● Aim of the task: Your task is to output the data exactly as it stands.

-------- Record extracts --------

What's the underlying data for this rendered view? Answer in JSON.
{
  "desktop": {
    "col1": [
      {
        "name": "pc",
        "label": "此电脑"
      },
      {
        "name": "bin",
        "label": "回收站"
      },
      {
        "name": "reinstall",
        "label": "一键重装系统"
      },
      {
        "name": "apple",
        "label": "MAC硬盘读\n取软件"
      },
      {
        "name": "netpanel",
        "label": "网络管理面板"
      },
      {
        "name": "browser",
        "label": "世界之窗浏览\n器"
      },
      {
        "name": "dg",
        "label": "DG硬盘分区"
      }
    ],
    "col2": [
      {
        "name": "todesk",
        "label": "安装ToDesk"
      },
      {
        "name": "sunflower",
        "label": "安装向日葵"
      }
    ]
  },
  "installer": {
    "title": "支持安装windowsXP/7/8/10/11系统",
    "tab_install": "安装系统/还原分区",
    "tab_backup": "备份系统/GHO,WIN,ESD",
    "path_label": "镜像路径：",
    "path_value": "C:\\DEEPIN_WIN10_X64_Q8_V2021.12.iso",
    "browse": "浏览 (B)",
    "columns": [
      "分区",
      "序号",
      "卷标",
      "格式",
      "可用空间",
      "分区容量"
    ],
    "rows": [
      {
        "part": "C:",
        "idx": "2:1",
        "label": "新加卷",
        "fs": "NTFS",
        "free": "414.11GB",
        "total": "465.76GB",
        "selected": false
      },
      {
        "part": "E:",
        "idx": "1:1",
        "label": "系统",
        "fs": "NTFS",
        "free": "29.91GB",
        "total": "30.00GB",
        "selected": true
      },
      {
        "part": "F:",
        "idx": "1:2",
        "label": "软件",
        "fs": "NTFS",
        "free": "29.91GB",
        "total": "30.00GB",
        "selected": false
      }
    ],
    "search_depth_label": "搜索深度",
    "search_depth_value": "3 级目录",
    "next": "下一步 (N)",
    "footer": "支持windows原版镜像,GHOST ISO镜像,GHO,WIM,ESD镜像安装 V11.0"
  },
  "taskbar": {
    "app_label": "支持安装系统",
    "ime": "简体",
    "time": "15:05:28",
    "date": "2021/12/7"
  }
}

--------

● Task result:
What's the underlying data for this rendered view? Answer in JSON.
{
  "desktop": {
    "col1": [
      {
        "name": "pc",
        "label": "此电脑"
      },
      {
        "name": "bin",
        "label": "回收站"
      },
      {
        "name": "reinstall",
        "label": "一键重装系统"
      },
      {
        "name": "apple",
        "label": "MAC硬盘读\n取软件"
      },
      {
        "name": "netpanel",
        "label": "网络管理面板"
      },
      {
        "name": "browser",
        "label": "世界之窗浏览\n器"
      },
      {
        "name": "dg",
        "label": "DG硬盘分区"
      }
    ],
    "col2": [
      {
        "name": "todesk",
        "label": "安装ToDesk"
      },
      {
        "name": "sunflower",
        "label": "安装向日葵"
      }
    ]
  },
  "installer": {
    "title": "支持安装windowsXP/7/8/10/11系统",
    "tab_install": "安装系统/还原分区",
    "tab_backup": "备份系统/GHO,WIN,ESD",
    "path_label": "镜像路径：",
    "path_value": "C:\\DEEPIN_WIN10_X64_Q8_V2021.12.iso",
    "browse": "浏览 (B)",
    "columns": [
      "分区",
      "序号",
      "卷标",
      "格式",
      "可用空间",
      "分区容量"
    ],
    "rows": [
      {
        "part": "C:",
        "idx": "2:1",
        "label": "新加卷",
        "fs": "NTFS",
        "free": "414.11GB",
        "total": "465.76GB",
        "selected": false
      },
      {
        "part": "E:",
        "idx": "1:1",
        "label": "系统",
        "fs": "NTFS",
        "free": "29.91GB",
        "total": "30.00GB",
        "selected": true
      },
      {
        "part": "F:",
        "idx": "1:2",
        "label": "软件",
        "fs": "NTFS",
        "free": "29.91GB",
        "total": "30.00GB",
        "selected": false
      }
    ],
    "search_depth_label": "搜索深度",
    "search_depth_value": "3 级目录",
    "next": "下一步 (N)",
    "footer": "支持windows原版镜像,GHOST ISO镜像,GHO,WIM,ESD镜像安装 V11.0"
  },
  "taskbar": {
    "app_label": "支持安装系统",
    "ime": "简体",
    "time": "15:05:28",
    "date": "2021/12/7"
  }
}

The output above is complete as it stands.